Skip the images. Copy the records exactly as written.

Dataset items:
%%
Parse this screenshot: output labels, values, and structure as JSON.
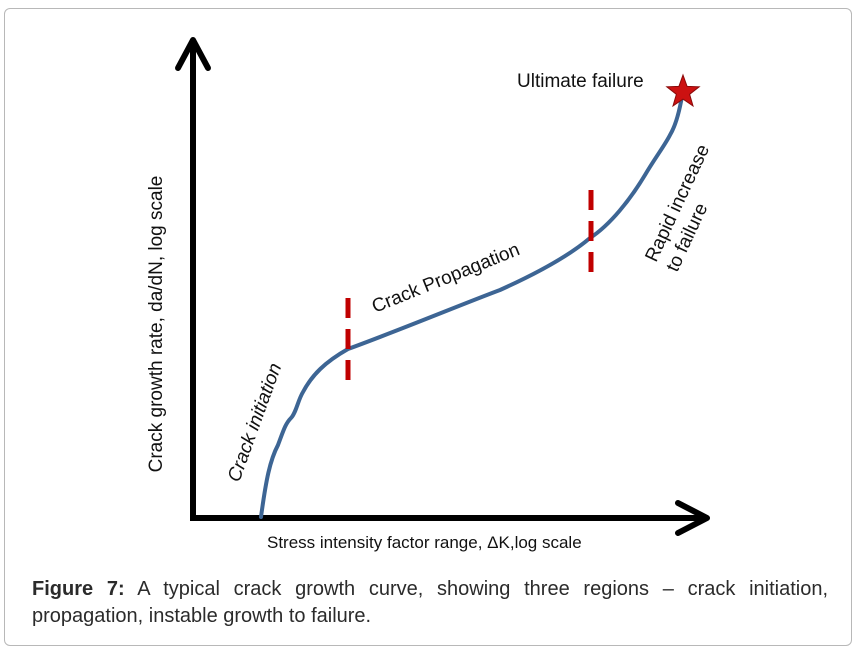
{
  "figure": {
    "axes": {
      "y_label": "Crack growth rate, da/dN, log scale",
      "x_label": "Stress intensity  factor range, ΔK,log scale"
    },
    "regions": {
      "initiation": "Crack initiation",
      "propagation": "Crack Propagation",
      "rapid_line1": "Rapid increase",
      "rapid_line2": "to failure"
    },
    "annotation": "Ultimate failure",
    "colors": {
      "axis": "#000000",
      "curve": "#3d6594",
      "divider": "#c00000",
      "star": "#cc1111"
    }
  },
  "caption": {
    "label": "Figure 7:",
    "text": " A typical crack growth curve, showing three regions – crack initiation, propagation, instable growth to failure."
  }
}
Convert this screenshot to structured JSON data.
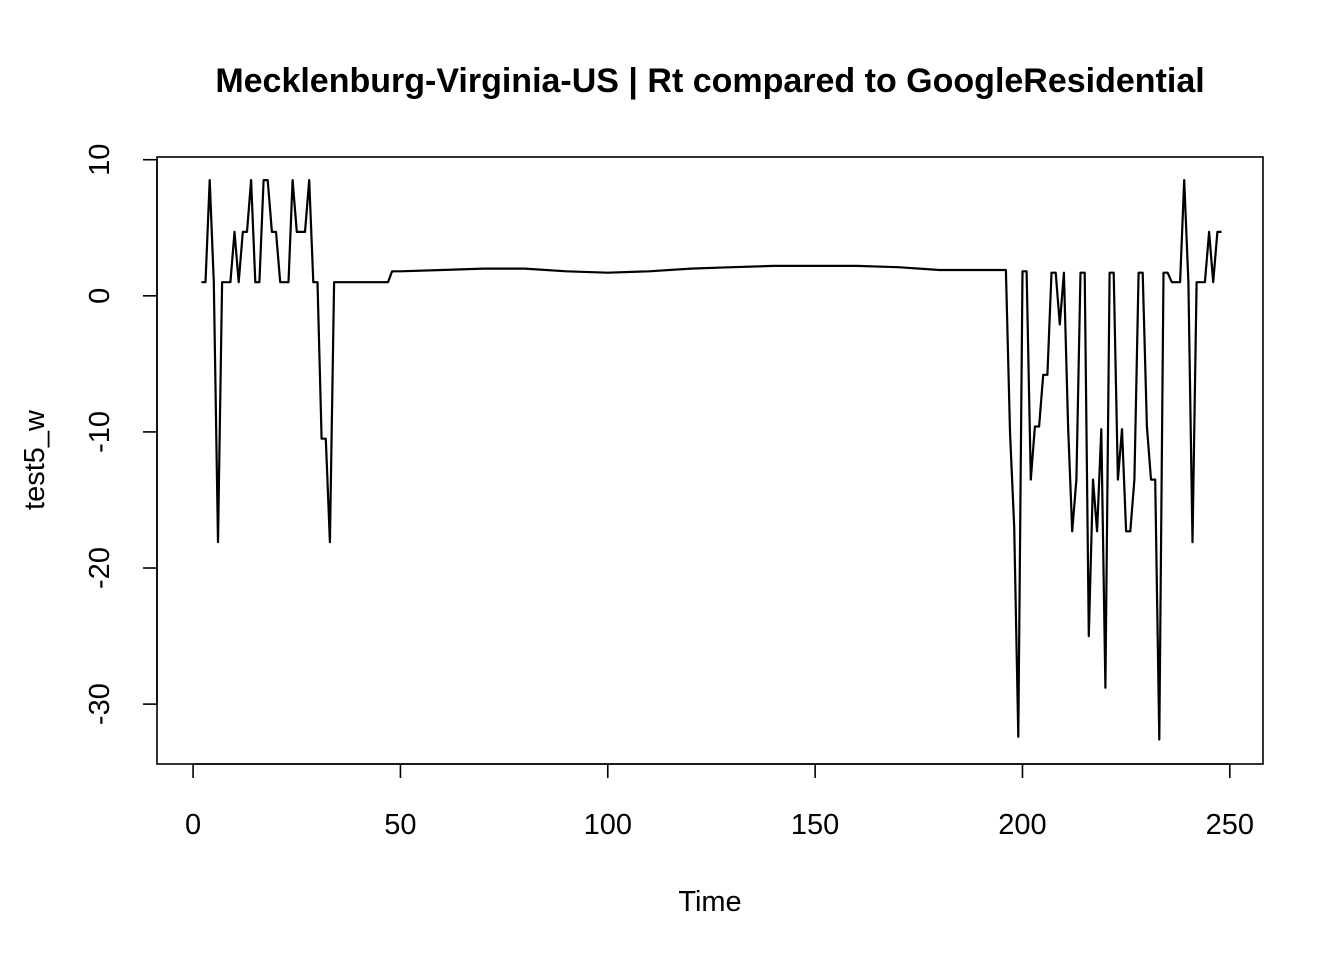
{
  "chart_data": {
    "type": "line",
    "title": "Mecklenburg-Virginia-US | Rt compared to GoogleResidential",
    "xlabel": "Time",
    "ylabel": "test5_w",
    "xlim": [
      -8.7,
      258
    ],
    "ylim": [
      -34.4,
      10.2
    ],
    "x_ticks": [
      0,
      50,
      100,
      150,
      200,
      250
    ],
    "y_ticks": [
      -30,
      -20,
      -10,
      0,
      10
    ],
    "x_tick_labels": [
      "0",
      "50",
      "100",
      "150",
      "200",
      "250"
    ],
    "y_tick_labels": [
      "-30",
      "-20",
      "-10",
      "0",
      "10"
    ],
    "grid": false,
    "legend": "none",
    "line_color": "#000000",
    "series": [
      {
        "x": [
          2,
          3,
          4,
          5,
          6,
          7,
          8,
          9,
          10,
          11,
          12,
          13,
          14,
          15,
          16,
          17,
          18,
          19,
          20,
          21,
          22,
          23,
          24,
          25,
          26,
          27,
          28,
          29,
          30,
          31,
          32,
          33,
          34,
          35,
          40,
          45,
          47,
          48,
          50,
          60,
          70,
          80,
          90,
          100,
          110,
          120,
          130,
          140,
          150,
          160,
          170,
          180,
          190,
          196,
          197,
          198,
          199,
          200,
          201,
          202,
          203,
          204,
          205,
          206,
          207,
          208,
          209,
          210,
          211,
          212,
          213,
          214,
          215,
          216,
          217,
          218,
          219,
          220,
          221,
          222,
          223,
          224,
          225,
          226,
          227,
          228,
          229,
          230,
          231,
          232,
          233,
          234,
          235,
          236,
          237,
          238,
          239,
          240,
          241,
          242,
          243,
          244,
          245,
          246,
          247,
          248
        ],
        "y": [
          1.0,
          1.0,
          8.5,
          1.0,
          -18.1,
          1.0,
          1.0,
          1.0,
          4.7,
          1.0,
          4.7,
          4.7,
          8.5,
          1.0,
          1.0,
          8.5,
          8.5,
          4.7,
          4.7,
          1.0,
          1.0,
          1.0,
          8.5,
          4.7,
          4.7,
          4.7,
          8.5,
          1.0,
          1.0,
          -10.5,
          -10.5,
          -18.1,
          1.0,
          1.0,
          1.0,
          1.0,
          1.0,
          1.8,
          1.8,
          1.9,
          2.0,
          2.0,
          1.8,
          1.7,
          1.8,
          2.0,
          2.1,
          2.2,
          2.2,
          2.2,
          2.1,
          1.9,
          1.9,
          1.9,
          -10.0,
          -17.0,
          -32.4,
          1.8,
          1.8,
          -13.5,
          -9.6,
          -9.6,
          -5.8,
          -5.8,
          1.7,
          1.7,
          -2.1,
          1.7,
          -9.6,
          -17.3,
          -13.5,
          1.7,
          1.7,
          -25.0,
          -13.5,
          -17.3,
          -9.8,
          -28.8,
          1.7,
          1.7,
          -13.5,
          -9.8,
          -17.3,
          -17.3,
          -13.5,
          1.7,
          1.7,
          -9.6,
          -13.5,
          -13.5,
          -32.6,
          1.7,
          1.7,
          1.0,
          1.0,
          1.0,
          8.5,
          1.0,
          -18.1,
          1.0,
          1.0,
          1.0,
          4.7,
          1.0,
          4.7,
          4.7
        ]
      }
    ]
  }
}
%%
**COMPLETE ANSWER**
Parse this screenshot: output labels, values, and structure as JSON.
{
  "figure": {
    "axes": {
      "y_label": "Crack growth rate, da/dN, log scale",
      "x_label": "Stress intensity  factor range, ΔK,log scale"
    },
    "regions": {
      "initiation": "Crack initiation",
      "propagation": "Crack Propagation",
      "rapid_line1": "Rapid increase",
      "rapid_line2": "to failure"
    },
    "annotation": "Ultimate failure",
    "colors": {
      "axis": "#000000",
      "curve": "#3d6594",
      "divider": "#c00000",
      "star": "#cc1111"
    }
  },
  "caption": {
    "label": "Figure 7:",
    "text": " A typical crack growth curve, showing three regions – crack initiation, propagation, instable growth to failure."
  }
}
Convert this screenshot to structured JSON data.
{
  "chart_data": {
    "type": "line",
    "title": "Mecklenburg-Virginia-US | Rt compared to GoogleResidential",
    "xlabel": "Time",
    "ylabel": "test5_w",
    "xlim": [
      -8.7,
      258
    ],
    "ylim": [
      -34.4,
      10.2
    ],
    "x_ticks": [
      0,
      50,
      100,
      150,
      200,
      250
    ],
    "y_ticks": [
      -30,
      -20,
      -10,
      0,
      10
    ],
    "x_tick_labels": [
      "0",
      "50",
      "100",
      "150",
      "200",
      "250"
    ],
    "y_tick_labels": [
      "-30",
      "-20",
      "-10",
      "0",
      "10"
    ],
    "grid": false,
    "legend": "none",
    "line_color": "#000000",
    "series": [
      {
        "x": [
          2,
          3,
          4,
          5,
          6,
          7,
          8,
          9,
          10,
          11,
          12,
          13,
          14,
          15,
          16,
          17,
          18,
          19,
          20,
          21,
          22,
          23,
          24,
          25,
          26,
          27,
          28,
          29,
          30,
          31,
          32,
          33,
          34,
          35,
          40,
          45,
          47,
          48,
          50,
          60,
          70,
          80,
          90,
          100,
          110,
          120,
          130,
          140,
          150,
          160,
          170,
          180,
          190,
          196,
          197,
          198,
          199,
          200,
          201,
          202,
          203,
          204,
          205,
          206,
          207,
          208,
          209,
          210,
          211,
          212,
          213,
          214,
          215,
          216,
          217,
          218,
          219,
          220,
          221,
          222,
          223,
          224,
          225,
          226,
          227,
          228,
          229,
          230,
          231,
          232,
          233,
          234,
          235,
          236,
          237,
          238,
          239,
          240,
          241,
          242,
          243,
          244,
          245,
          246,
          247,
          248
        ],
        "y": [
          1.0,
          1.0,
          8.5,
          1.0,
          -18.1,
          1.0,
          1.0,
          1.0,
          4.7,
          1.0,
          4.7,
          4.7,
          8.5,
          1.0,
          1.0,
          8.5,
          8.5,
          4.7,
          4.7,
          1.0,
          1.0,
          1.0,
          8.5,
          4.7,
          4.7,
          4.7,
          8.5,
          1.0,
          1.0,
          -10.5,
          -10.5,
          -18.1,
          1.0,
          1.0,
          1.0,
          1.0,
          1.0,
          1.8,
          1.8,
          1.9,
          2.0,
          2.0,
          1.8,
          1.7,
          1.8,
          2.0,
          2.1,
          2.2,
          2.2,
          2.2,
          2.1,
          1.9,
          1.9,
          1.9,
          -10.0,
          -17.0,
          -32.4,
          1.8,
          1.8,
          -13.5,
          -9.6,
          -9.6,
          -5.8,
          -5.8,
          1.7,
          1.7,
          -2.1,
          1.7,
          -9.6,
          -17.3,
          -13.5,
          1.7,
          1.7,
          -25.0,
          -13.5,
          -17.3,
          -9.8,
          -28.8,
          1.7,
          1.7,
          -13.5,
          -9.8,
          -17.3,
          -17.3,
          -13.5,
          1.7,
          1.7,
          -9.6,
          -13.5,
          -13.5,
          -32.6,
          1.7,
          1.7,
          1.0,
          1.0,
          1.0,
          8.5,
          1.0,
          -18.1,
          1.0,
          1.0,
          1.0,
          4.7,
          1.0,
          4.7,
          4.7
        ]
      }
    ]
  }
}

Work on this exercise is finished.